Pick out every line with the word "lain" and copy it.
[START OF Extracted data]
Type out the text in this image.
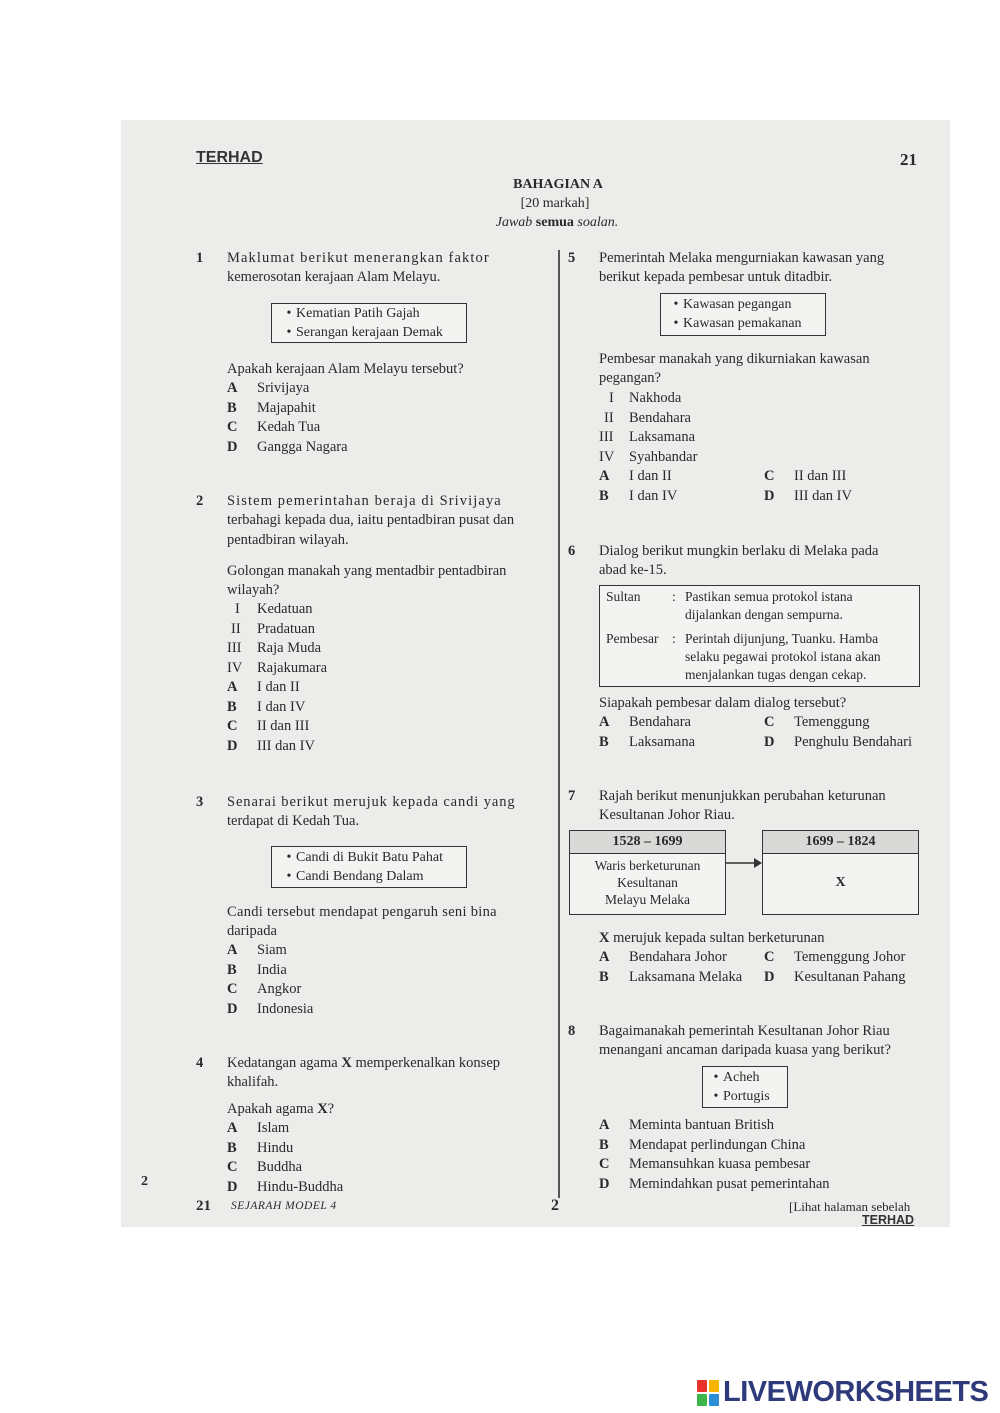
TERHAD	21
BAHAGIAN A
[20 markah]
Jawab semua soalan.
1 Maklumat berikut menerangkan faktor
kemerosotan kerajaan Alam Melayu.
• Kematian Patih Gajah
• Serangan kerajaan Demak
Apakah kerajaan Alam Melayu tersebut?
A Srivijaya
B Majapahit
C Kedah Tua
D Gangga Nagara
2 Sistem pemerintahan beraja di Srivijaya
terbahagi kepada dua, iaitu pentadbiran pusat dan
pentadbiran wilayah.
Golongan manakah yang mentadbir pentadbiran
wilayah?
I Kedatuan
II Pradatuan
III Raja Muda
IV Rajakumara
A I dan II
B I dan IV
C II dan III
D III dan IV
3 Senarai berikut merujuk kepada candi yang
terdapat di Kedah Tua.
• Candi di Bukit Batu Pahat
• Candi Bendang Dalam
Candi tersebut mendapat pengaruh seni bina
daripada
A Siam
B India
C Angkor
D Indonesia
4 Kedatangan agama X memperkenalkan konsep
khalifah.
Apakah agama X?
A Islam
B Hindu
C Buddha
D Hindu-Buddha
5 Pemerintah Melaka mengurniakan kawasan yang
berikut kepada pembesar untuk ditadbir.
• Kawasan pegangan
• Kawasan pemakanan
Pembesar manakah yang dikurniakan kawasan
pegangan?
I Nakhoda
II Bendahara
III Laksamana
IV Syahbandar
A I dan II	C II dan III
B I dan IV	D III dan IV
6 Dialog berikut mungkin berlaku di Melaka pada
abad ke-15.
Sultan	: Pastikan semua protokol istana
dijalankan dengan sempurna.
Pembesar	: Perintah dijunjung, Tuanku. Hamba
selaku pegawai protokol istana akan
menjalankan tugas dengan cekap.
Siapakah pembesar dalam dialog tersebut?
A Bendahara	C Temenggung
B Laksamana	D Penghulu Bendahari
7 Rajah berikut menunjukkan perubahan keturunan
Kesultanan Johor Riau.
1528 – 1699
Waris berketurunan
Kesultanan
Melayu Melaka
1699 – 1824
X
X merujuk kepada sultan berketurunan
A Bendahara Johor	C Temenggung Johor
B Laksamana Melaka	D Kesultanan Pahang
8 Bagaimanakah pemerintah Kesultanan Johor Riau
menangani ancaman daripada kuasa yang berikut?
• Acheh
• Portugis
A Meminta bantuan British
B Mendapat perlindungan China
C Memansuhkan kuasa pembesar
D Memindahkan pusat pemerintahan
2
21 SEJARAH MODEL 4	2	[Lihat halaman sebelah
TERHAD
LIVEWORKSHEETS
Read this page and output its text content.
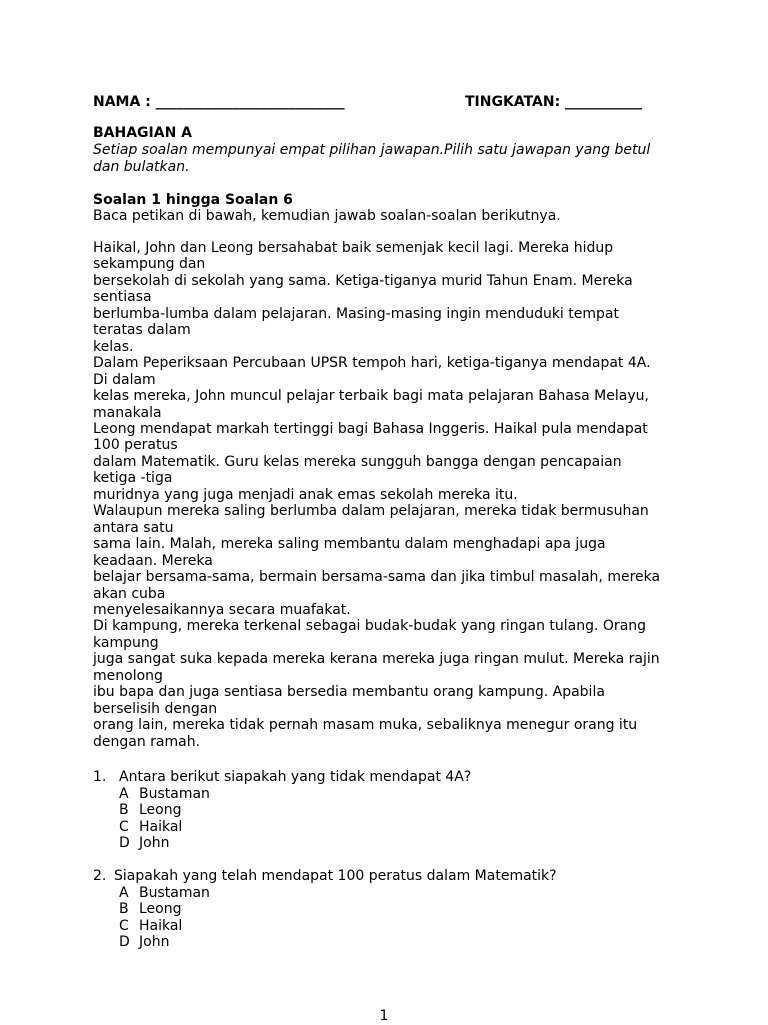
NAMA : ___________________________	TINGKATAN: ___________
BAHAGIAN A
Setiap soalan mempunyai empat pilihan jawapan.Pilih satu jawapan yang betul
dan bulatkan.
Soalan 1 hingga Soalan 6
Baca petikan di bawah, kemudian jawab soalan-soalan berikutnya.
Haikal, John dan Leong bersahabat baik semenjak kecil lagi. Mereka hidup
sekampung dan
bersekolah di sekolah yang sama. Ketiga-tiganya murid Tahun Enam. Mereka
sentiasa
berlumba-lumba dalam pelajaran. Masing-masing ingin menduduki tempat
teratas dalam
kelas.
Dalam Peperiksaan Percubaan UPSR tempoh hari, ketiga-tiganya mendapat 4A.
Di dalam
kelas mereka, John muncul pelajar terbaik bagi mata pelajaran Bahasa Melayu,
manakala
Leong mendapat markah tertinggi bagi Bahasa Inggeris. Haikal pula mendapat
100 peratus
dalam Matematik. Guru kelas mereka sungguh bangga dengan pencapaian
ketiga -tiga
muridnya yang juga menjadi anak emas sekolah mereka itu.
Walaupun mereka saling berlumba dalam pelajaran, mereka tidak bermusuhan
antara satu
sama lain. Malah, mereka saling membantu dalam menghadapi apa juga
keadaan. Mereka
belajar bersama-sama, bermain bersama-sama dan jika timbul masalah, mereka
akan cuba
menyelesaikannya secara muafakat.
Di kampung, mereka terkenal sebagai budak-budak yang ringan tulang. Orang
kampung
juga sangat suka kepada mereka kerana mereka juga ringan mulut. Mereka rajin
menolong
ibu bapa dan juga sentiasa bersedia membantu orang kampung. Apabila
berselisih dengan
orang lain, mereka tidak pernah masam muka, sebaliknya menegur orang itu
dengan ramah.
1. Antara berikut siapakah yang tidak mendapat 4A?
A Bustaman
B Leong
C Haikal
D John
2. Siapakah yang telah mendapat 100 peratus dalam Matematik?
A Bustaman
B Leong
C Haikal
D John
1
[END OF Extracted data]
(Solution for this problem):
sama lain. Malah, mereka saling membantu dalam menghadapi apa juga
orang lain, mereka tidak pernah masam muka, sebaliknya menegur orang itu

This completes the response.